What is being asked: Only lines with the word "JSON" are needed; collect each of them from the listing below.

(Source records)

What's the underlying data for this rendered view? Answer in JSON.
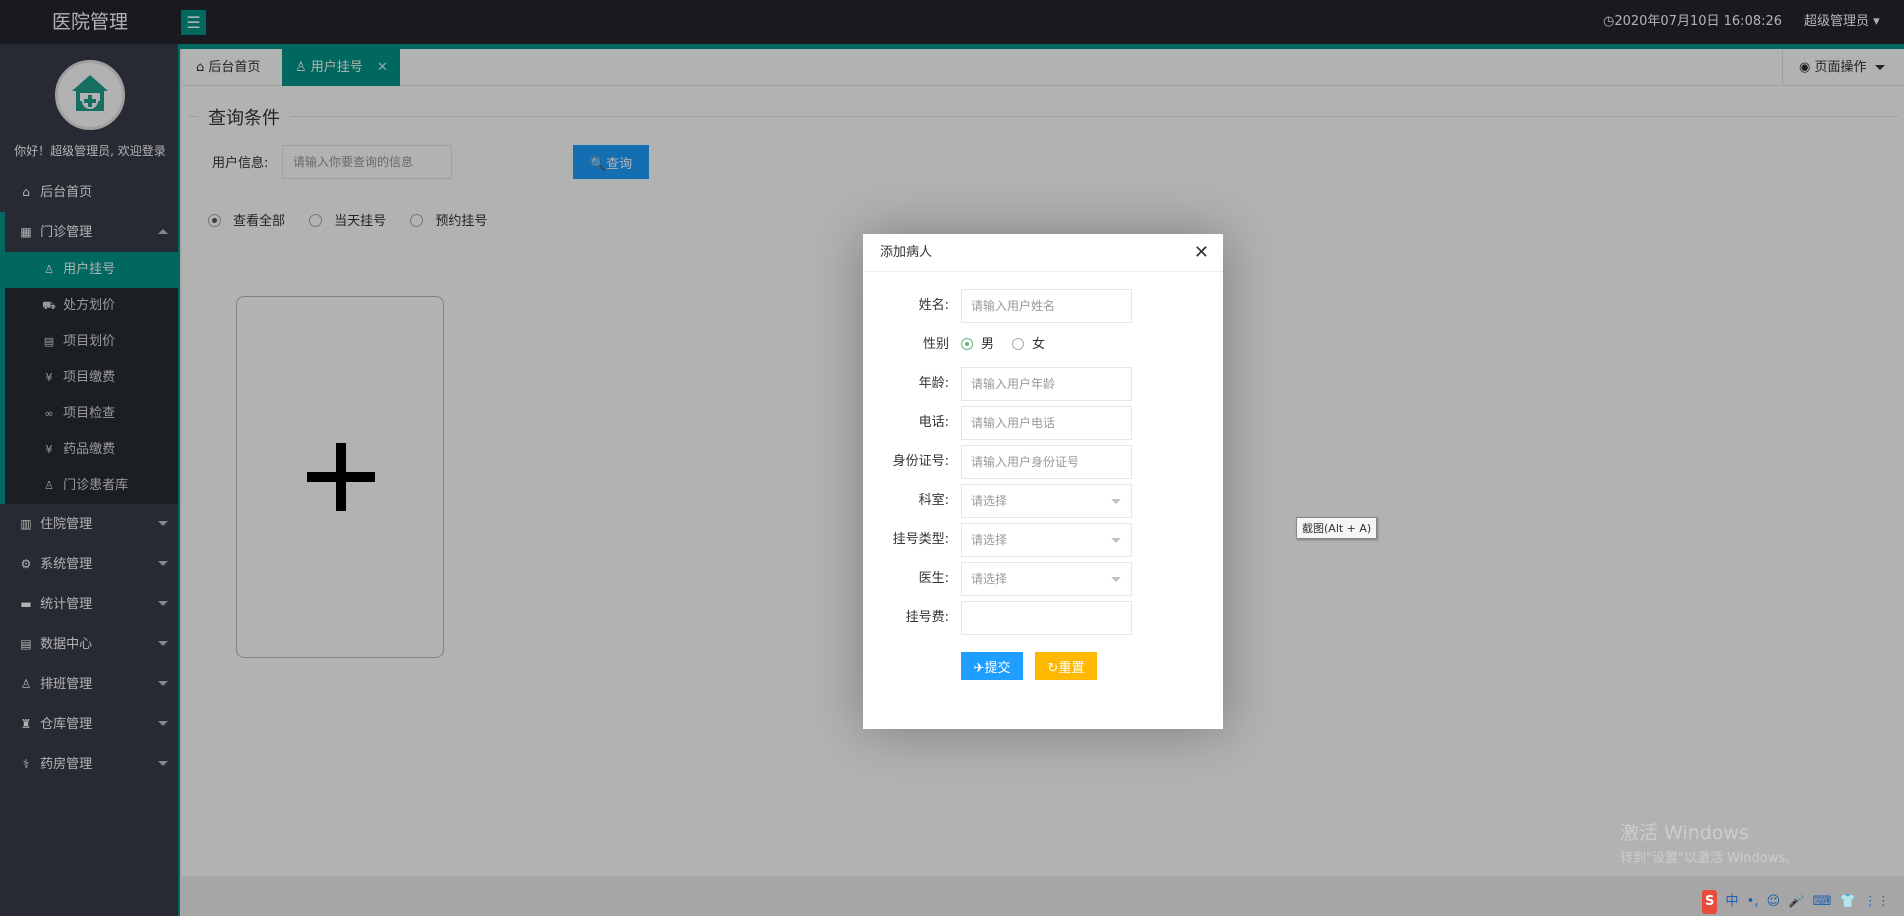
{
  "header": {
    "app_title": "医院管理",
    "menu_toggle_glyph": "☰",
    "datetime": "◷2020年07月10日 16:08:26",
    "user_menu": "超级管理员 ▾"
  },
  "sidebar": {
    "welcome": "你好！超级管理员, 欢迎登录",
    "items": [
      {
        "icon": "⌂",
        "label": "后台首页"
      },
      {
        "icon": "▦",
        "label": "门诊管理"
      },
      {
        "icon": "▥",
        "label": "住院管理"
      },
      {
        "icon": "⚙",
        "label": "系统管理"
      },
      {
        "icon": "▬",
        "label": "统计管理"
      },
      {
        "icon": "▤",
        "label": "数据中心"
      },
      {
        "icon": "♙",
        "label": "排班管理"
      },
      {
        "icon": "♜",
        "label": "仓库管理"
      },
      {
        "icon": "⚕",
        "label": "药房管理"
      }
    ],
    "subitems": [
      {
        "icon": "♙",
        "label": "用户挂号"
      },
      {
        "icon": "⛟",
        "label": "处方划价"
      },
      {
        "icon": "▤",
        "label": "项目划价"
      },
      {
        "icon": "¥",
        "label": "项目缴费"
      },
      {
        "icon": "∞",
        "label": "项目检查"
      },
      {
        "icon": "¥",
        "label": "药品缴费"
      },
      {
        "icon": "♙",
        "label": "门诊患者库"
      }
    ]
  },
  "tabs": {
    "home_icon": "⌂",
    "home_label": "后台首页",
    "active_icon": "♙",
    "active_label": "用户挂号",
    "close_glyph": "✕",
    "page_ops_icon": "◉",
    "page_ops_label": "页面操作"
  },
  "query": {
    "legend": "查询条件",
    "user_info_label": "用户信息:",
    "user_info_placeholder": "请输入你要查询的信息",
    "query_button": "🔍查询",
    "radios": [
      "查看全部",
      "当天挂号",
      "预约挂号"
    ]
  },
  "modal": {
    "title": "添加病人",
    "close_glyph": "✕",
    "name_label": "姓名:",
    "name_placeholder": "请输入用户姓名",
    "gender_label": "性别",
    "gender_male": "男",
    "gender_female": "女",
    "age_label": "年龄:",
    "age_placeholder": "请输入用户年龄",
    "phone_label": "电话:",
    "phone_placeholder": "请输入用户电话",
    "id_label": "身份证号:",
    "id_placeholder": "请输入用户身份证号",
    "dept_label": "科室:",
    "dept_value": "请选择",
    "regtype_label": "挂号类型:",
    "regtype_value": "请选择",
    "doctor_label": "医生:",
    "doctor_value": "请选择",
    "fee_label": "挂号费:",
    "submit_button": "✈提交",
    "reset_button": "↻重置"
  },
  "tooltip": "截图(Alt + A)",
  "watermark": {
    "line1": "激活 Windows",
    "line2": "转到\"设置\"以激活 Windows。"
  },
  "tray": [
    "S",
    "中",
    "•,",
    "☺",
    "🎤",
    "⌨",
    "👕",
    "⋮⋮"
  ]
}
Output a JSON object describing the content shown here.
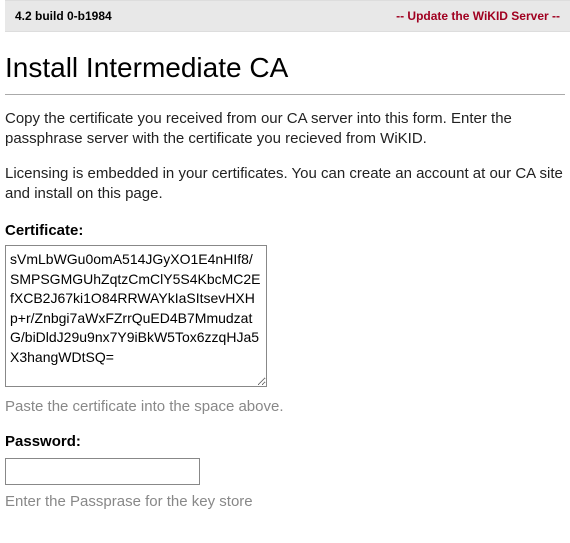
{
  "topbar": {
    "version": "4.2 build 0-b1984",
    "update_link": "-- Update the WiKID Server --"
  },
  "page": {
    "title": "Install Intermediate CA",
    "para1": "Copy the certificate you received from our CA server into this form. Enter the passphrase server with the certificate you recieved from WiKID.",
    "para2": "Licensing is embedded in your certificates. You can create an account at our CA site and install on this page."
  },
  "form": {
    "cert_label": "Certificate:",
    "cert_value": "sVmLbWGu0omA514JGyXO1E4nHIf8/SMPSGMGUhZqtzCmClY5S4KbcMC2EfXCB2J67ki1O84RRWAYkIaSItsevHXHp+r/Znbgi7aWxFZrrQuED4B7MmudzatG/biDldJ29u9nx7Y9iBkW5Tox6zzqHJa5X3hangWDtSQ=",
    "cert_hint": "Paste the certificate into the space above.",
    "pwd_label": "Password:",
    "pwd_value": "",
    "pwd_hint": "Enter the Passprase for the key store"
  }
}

Answer in full:
What's the underlying data for this rendered view? Answer in JSON.
Output a JSON object describing the content shown here.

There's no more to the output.